Extracted records:

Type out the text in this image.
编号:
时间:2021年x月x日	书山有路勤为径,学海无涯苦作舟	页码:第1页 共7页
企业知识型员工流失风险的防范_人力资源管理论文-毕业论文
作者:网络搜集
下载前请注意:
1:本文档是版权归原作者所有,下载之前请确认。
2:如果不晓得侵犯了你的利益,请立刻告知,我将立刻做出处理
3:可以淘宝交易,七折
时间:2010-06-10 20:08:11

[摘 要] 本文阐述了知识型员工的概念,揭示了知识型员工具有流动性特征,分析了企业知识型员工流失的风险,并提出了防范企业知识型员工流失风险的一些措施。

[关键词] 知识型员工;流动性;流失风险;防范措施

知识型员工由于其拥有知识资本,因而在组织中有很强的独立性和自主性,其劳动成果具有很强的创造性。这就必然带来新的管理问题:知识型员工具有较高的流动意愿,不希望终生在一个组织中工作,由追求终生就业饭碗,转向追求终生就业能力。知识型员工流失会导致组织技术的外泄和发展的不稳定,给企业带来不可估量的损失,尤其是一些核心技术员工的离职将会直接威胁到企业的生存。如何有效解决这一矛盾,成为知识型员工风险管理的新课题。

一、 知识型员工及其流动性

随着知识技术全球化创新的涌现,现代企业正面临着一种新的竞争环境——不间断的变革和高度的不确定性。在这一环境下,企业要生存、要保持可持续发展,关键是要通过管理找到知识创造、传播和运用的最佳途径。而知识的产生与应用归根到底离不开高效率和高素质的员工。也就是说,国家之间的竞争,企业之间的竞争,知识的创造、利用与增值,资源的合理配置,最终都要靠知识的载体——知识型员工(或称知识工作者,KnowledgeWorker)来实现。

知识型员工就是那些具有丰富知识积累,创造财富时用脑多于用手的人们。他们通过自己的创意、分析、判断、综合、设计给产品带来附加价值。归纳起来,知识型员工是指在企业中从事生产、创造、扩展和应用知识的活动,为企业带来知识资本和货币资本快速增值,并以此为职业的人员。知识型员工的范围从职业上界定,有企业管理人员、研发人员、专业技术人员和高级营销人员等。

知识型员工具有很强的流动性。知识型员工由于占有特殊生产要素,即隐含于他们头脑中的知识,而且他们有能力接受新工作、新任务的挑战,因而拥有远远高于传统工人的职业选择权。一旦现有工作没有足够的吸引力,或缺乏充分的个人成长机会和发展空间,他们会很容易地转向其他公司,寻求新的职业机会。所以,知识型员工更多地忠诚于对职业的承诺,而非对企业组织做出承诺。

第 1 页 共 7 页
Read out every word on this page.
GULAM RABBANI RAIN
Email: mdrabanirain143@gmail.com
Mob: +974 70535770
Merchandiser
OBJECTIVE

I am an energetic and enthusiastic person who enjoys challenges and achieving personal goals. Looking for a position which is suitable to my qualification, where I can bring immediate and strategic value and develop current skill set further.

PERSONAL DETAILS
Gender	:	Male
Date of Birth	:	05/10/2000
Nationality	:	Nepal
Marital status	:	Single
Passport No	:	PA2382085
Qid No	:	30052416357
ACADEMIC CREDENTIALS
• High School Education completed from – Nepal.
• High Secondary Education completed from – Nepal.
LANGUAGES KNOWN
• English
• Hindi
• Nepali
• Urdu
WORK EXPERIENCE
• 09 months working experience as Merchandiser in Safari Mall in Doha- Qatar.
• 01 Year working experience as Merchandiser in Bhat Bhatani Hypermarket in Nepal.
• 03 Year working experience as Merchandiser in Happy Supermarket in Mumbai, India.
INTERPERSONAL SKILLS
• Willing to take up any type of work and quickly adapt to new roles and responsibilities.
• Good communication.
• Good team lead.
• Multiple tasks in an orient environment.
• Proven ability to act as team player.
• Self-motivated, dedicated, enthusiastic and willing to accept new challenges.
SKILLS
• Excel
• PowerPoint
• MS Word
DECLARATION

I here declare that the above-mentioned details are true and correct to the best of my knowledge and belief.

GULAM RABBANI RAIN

STATED PROBLEM: Return the material exactly as it stands.

CORRECT RESPONSE:
Type out the text in this image.
编号:
时间:2021年x月x日	书山有路勤为径,学海无涯苦作舟	页码:第1页 共7页
企业知识型员工流失风险的防范_人力资源管理论文-毕业论文
作者:网络搜集
下载前请注意:
1:本文档是版权归原作者所有,下载之前请确认。
2:如果不晓得侵犯了你的利益,请立刻告知,我将立刻做出处理
3:可以淘宝交易,七折
时间:2010-06-10 20:08:11

[摘 要] 本文阐述了知识型员工的概念,揭示了知识型员工具有流动性特征,分析了企业知识型员工流失的风险,并提出了防范企业知识型员工流失风险的一些措施。

[关键词] 知识型员工;流动性;流失风险;防范措施

知识型员工由于其拥有知识资本,因而在组织中有很强的独立性和自主性,其劳动成果具有很强的创造性。这就必然带来新的管理问题:知识型员工具有较高的流动意愿,不希望终生在一个组织中工作,由追求终生就业饭碗,转向追求终生就业能力。知识型员工流失会导致组织技术的外泄和发展的不稳定,给企业带来不可估量的损失,尤其是一些核心技术员工的离职将会直接威胁到企业的生存。如何有效解决这一矛盾,成为知识型员工风险管理的新课题。

一、 知识型员工及其流动性

随着知识技术全球化创新的涌现,现代企业正面临着一种新的竞争环境——不间断的变革和高度的不确定性。在这一环境下,企业要生存、要保持可持续发展,关键是要通过管理找到知识创造、传播和运用的最佳途径。而知识的产生与应用归根到底离不开高效率和高素质的员工。也就是说,国家之间的竞争,企业之间的竞争,知识的创造、利用与增值,资源的合理配置,最终都要靠知识的载体——知识型员工(或称知识工作者,KnowledgeWorker)来实现。

知识型员工就是那些具有丰富知识积累,创造财富时用脑多于用手的人们。他们通过自己的创意、分析、判断、综合、设计给产品带来附加价值。归纳起来,知识型员工是指在企业中从事生产、创造、扩展和应用知识的活动,为企业带来知识资本和货币资本快速增值,并以此为职业的人员。知识型员工的范围从职业上界定,有企业管理人员、研发人员、专业技术人员和高级营销人员等。

知识型员工具有很强的流动性。知识型员工由于占有特殊生产要素,即隐含于他们头脑中的知识,而且他们有能力接受新工作、新任务的挑战,因而拥有远远高于传统工人的职业选择权。一旦现有工作没有足够的吸引力,或缺乏充分的个人成长机会和发展空间,他们会很容易地转向其他公司,寻求新的职业机会。所以,知识型员工更多地忠诚于对职业的承诺,而非对企业组织做出承诺。

第 1 页 共 7 页
Read out every word on this page.
GULAM RABBANI RAIN
Email: mdrabanirain143@gmail.com
Mob: +974 70535770
Merchandiser
OBJECTIVE

I am an energetic and enthusiastic person who enjoys challenges and achieving personal goals. Looking for a position which is suitable to my qualification, where I can bring immediate and strategic value and develop current skill set further.

PERSONAL DETAILS
Gender	:	Male
Date of Birth	:	05/10/2000
Nationality	:	Nepal
Marital status	:	Single
Passport No	:	PA2382085
Qid No	:	30052416357
ACADEMIC CREDENTIALS
• High School Education completed from – Nepal.
• High Secondary Education completed from – Nepal.
LANGUAGES KNOWN
• English
• Hindi
• Nepali
• Urdu
WORK EXPERIENCE
• 09 months working experience as Merchandiser in Safari Mall in Doha- Qatar.
• 01 Year working experience as Merchandiser in Bhat Bhatani Hypermarket in Nepal.
• 03 Year working experience as Merchandiser in Happy Supermarket in Mumbai, India.
INTERPERSONAL SKILLS
• Willing to take up any type of work and quickly adapt to new roles and responsibilities.
• Good communication.
• Good team lead.
• Multiple tasks in an orient environment.
• Proven ability to act as team player.
• Self-motivated, dedicated, enthusiastic and willing to accept new challenges.
SKILLS
• Excel
• PowerPoint
• MS Word
DECLARATION

I here declare that the above-mentioned details are true and correct to the best of my knowledge and belief.

GULAM RABBANI RAIN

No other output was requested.